Every line in the listing is to be echoed verbatim.

══ INFORMATION GIVEN

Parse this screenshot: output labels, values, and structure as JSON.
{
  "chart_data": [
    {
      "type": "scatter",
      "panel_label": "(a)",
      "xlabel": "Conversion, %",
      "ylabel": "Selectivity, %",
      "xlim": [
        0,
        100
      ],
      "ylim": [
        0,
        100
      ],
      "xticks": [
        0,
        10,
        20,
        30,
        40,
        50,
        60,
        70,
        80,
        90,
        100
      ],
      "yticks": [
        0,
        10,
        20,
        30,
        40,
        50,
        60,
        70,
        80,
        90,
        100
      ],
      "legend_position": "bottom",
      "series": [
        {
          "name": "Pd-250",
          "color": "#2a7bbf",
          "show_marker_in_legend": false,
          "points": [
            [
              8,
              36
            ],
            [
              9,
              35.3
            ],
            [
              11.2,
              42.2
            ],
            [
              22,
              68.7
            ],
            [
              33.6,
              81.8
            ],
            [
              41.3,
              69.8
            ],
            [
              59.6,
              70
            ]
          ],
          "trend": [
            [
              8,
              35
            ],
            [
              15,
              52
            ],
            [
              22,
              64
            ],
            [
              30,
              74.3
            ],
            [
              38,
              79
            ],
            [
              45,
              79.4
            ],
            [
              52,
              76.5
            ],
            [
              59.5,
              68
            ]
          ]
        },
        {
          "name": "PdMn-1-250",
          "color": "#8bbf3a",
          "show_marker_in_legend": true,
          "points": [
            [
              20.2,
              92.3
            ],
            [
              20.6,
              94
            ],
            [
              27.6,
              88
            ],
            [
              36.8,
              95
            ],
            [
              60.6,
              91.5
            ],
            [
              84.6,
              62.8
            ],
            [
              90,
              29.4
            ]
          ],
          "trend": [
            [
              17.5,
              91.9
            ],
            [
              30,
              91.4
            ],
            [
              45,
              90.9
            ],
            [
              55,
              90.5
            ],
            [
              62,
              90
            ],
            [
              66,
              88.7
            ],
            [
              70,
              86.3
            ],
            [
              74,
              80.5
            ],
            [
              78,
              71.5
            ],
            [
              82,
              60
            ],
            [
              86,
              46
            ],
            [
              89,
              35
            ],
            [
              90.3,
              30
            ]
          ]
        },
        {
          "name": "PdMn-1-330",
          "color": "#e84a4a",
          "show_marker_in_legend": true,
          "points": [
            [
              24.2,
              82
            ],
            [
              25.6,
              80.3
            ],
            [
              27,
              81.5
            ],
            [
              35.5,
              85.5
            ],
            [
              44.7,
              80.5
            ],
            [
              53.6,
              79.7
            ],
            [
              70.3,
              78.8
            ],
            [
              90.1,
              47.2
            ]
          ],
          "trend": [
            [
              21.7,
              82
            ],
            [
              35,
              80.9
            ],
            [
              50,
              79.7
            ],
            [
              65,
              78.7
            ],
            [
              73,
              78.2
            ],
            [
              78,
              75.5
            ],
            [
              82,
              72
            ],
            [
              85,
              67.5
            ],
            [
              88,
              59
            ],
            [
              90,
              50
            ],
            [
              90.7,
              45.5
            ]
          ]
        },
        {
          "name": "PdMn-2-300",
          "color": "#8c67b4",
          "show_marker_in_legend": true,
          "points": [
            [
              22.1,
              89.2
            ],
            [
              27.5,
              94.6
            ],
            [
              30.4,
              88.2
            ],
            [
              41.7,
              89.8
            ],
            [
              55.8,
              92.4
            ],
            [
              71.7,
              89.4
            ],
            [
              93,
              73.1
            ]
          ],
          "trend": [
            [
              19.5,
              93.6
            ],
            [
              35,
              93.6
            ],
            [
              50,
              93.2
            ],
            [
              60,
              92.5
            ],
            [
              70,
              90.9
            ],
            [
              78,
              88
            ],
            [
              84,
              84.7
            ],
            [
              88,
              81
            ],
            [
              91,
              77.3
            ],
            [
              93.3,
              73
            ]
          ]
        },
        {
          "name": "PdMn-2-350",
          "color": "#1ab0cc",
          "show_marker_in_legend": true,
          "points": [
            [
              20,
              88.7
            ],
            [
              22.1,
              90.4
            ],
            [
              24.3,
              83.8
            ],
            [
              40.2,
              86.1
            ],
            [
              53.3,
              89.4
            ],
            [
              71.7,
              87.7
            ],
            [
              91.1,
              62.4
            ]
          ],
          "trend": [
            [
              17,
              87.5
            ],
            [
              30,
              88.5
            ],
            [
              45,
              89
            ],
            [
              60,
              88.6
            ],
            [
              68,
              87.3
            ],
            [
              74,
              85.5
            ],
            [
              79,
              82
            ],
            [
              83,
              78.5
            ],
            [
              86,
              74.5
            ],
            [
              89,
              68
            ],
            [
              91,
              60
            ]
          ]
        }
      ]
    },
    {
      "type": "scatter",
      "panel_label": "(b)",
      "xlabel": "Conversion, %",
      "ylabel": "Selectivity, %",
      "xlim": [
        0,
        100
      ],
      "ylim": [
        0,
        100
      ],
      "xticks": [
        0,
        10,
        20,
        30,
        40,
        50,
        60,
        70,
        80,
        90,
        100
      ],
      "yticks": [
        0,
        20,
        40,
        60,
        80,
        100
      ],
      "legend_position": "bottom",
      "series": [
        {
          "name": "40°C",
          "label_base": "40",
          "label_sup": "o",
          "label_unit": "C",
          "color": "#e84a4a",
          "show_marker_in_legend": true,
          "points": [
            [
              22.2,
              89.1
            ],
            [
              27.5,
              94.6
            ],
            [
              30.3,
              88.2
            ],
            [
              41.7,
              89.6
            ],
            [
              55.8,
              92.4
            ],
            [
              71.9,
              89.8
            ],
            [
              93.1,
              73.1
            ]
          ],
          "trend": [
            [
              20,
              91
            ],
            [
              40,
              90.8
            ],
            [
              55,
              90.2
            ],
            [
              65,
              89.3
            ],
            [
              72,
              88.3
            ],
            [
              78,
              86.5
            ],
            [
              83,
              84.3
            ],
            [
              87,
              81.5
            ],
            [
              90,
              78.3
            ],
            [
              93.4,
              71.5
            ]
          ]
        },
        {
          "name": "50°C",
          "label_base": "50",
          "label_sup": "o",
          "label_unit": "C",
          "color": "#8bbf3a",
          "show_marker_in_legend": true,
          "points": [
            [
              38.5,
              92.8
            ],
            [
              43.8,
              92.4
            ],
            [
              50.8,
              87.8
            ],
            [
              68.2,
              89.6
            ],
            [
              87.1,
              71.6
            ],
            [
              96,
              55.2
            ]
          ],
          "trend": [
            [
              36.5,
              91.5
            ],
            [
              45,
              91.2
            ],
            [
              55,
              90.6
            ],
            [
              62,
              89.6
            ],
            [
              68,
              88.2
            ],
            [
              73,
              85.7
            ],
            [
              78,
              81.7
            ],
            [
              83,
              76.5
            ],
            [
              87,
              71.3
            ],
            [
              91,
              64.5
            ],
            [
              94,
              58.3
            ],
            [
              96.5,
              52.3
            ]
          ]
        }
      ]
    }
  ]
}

════

REPLY TO THE TASK =>
Parse this screenshot: output labels, values, and structure as JSON.
{
  "chart_data": [
    {
      "type": "scatter",
      "panel_label": "(a)",
      "xlabel": "Conversion, %",
      "ylabel": "Selectivity, %",
      "xlim": [
        0,
        100
      ],
      "ylim": [
        0,
        100
      ],
      "xticks": [
        0,
        10,
        20,
        30,
        40,
        50,
        60,
        70,
        80,
        90,
        100
      ],
      "yticks": [
        0,
        10,
        20,
        30,
        40,
        50,
        60,
        70,
        80,
        90,
        100
      ],
      "legend_position": "bottom",
      "series": [
        {
          "name": "Pd-250",
          "color": "#2a7bbf",
          "show_marker_in_legend": false,
          "points": [
            [
              8,
              36
            ],
            [
              9,
              35.3
            ],
            [
              11.2,
              42.2
            ],
            [
              22,
              68.7
            ],
            [
              33.6,
              81.8
            ],
            [
              41.3,
              69.8
            ],
            [
              59.6,
              70
            ]
          ],
          "trend": [
            [
              8,
              35
            ],
            [
              15,
              52
            ],
            [
              22,
              64
            ],
            [
              30,
              74.3
            ],
            [
              38,
              79
            ],
            [
              45,
              79.4
            ],
            [
              52,
              76.5
            ],
            [
              59.5,
              68
            ]
          ]
        },
        {
          "name": "PdMn-1-250",
          "color": "#8bbf3a",
          "show_marker_in_legend": true,
          "points": [
            [
              20.2,
              92.3
            ],
            [
              20.6,
              94
            ],
            [
              27.6,
              88
            ],
            [
              36.8,
              95
            ],
            [
              60.6,
              91.5
            ],
            [
              84.6,
              62.8
            ],
            [
              90,
              29.4
            ]
          ],
          "trend": [
            [
              17.5,
              91.9
            ],
            [
              30,
              91.4
            ],
            [
              45,
              90.9
            ],
            [
              55,
              90.5
            ],
            [
              62,
              90
            ],
            [
              66,
              88.7
            ],
            [
              70,
              86.3
            ],
            [
              74,
              80.5
            ],
            [
              78,
              71.5
            ],
            [
              82,
              60
            ],
            [
              86,
              46
            ],
            [
              89,
              35
            ],
            [
              90.3,
              30
            ]
          ]
        },
        {
          "name": "PdMn-1-330",
          "color": "#e84a4a",
          "show_marker_in_legend": true,
          "points": [
            [
              24.2,
              82
            ],
            [
              25.6,
              80.3
            ],
            [
              27,
              81.5
            ],
            [
              35.5,
              85.5
            ],
            [
              44.7,
              80.5
            ],
            [
              53.6,
              79.7
            ],
            [
              70.3,
              78.8
            ],
            [
              90.1,
              47.2
            ]
          ],
          "trend": [
            [
              21.7,
              82
            ],
            [
              35,
              80.9
            ],
            [
              50,
              79.7
            ],
            [
              65,
              78.7
            ],
            [
              73,
              78.2
            ],
            [
              78,
              75.5
            ],
            [
              82,
              72
            ],
            [
              85,
              67.5
            ],
            [
              88,
              59
            ],
            [
              90,
              50
            ],
            [
              90.7,
              45.5
            ]
          ]
        },
        {
          "name": "PdMn-2-300",
          "color": "#8c67b4",
          "show_marker_in_legend": true,
          "points": [
            [
              22.1,
              89.2
            ],
            [
              27.5,
              94.6
            ],
            [
              30.4,
              88.2
            ],
            [
              41.7,
              89.8
            ],
            [
              55.8,
              92.4
            ],
            [
              71.7,
              89.4
            ],
            [
              93,
              73.1
            ]
          ],
          "trend": [
            [
              19.5,
              93.6
            ],
            [
              35,
              93.6
            ],
            [
              50,
              93.2
            ],
            [
              60,
              92.5
            ],
            [
              70,
              90.9
            ],
            [
              78,
              88
            ],
            [
              84,
              84.7
            ],
            [
              88,
              81
            ],
            [
              91,
              77.3
            ],
            [
              93.3,
              73
            ]
          ]
        },
        {
          "name": "PdMn-2-350",
          "color": "#1ab0cc",
          "show_marker_in_legend": true,
          "points": [
            [
              20,
              88.7
            ],
            [
              22.1,
              90.4
            ],
            [
              24.3,
              83.8
            ],
            [
              40.2,
              86.1
            ],
            [
              53.3,
              89.4
            ],
            [
              71.7,
              87.7
            ],
            [
              91.1,
              62.4
            ]
          ],
          "trend": [
            [
              17,
              87.5
            ],
            [
              30,
              88.5
            ],
            [
              45,
              89
            ],
            [
              60,
              88.6
            ],
            [
              68,
              87.3
            ],
            [
              74,
              85.5
            ],
            [
              79,
              82
            ],
            [
              83,
              78.5
            ],
            [
              86,
              74.5
            ],
            [
              89,
              68
            ],
            [
              91,
              60
            ]
          ]
        }
      ]
    },
    {
      "type": "scatter",
      "panel_label": "(b)",
      "xlabel": "Conversion, %",
      "ylabel": "Selectivity, %",
      "xlim": [
        0,
        100
      ],
      "ylim": [
        0,
        100
      ],
      "xticks": [
        0,
        10,
        20,
        30,
        40,
        50,
        60,
        70,
        80,
        90,
        100
      ],
      "yticks": [
        0,
        20,
        40,
        60,
        80,
        100
      ],
      "legend_position": "bottom",
      "series": [
        {
          "name": "40°C",
          "label_base": "40",
          "label_sup": "o",
          "label_unit": "C",
          "color": "#e84a4a",
          "show_marker_in_legend": true,
          "points": [
            [
              22.2,
              89.1
            ],
            [
              27.5,
              94.6
            ],
            [
              30.3,
              88.2
            ],
            [
              41.7,
              89.6
            ],
            [
              55.8,
              92.4
            ],
            [
              71.9,
              89.8
            ],
            [
              93.1,
              73.1
            ]
          ],
          "trend": [
            [
              20,
              91
            ],
            [
              40,
              90.8
            ],
            [
              55,
              90.2
            ],
            [
              65,
              89.3
            ],
            [
              72,
              88.3
            ],
            [
              78,
              86.5
            ],
            [
              83,
              84.3
            ],
            [
              87,
              81.5
            ],
            [
              90,
              78.3
            ],
            [
              93.4,
              71.5
            ]
          ]
        },
        {
          "name": "50°C",
          "label_base": "50",
          "label_sup": "o",
          "label_unit": "C",
          "color": "#8bbf3a",
          "show_marker_in_legend": true,
          "points": [
            [
              38.5,
              92.8
            ],
            [
              43.8,
              92.4
            ],
            [
              50.8,
              87.8
            ],
            [
              68.2,
              89.6
            ],
            [
              87.1,
              71.6
            ],
            [
              96,
              55.2
            ]
          ],
          "trend": [
            [
              36.5,
              91.5
            ],
            [
              45,
              91.2
            ],
            [
              55,
              90.6
            ],
            [
              62,
              89.6
            ],
            [
              68,
              88.2
            ],
            [
              73,
              85.7
            ],
            [
              78,
              81.7
            ],
            [
              83,
              76.5
            ],
            [
              87,
              71.3
            ],
            [
              91,
              64.5
            ],
            [
              94,
              58.3
            ],
            [
              96.5,
              52.3
            ]
          ]
        }
      ]
    }
  ]
}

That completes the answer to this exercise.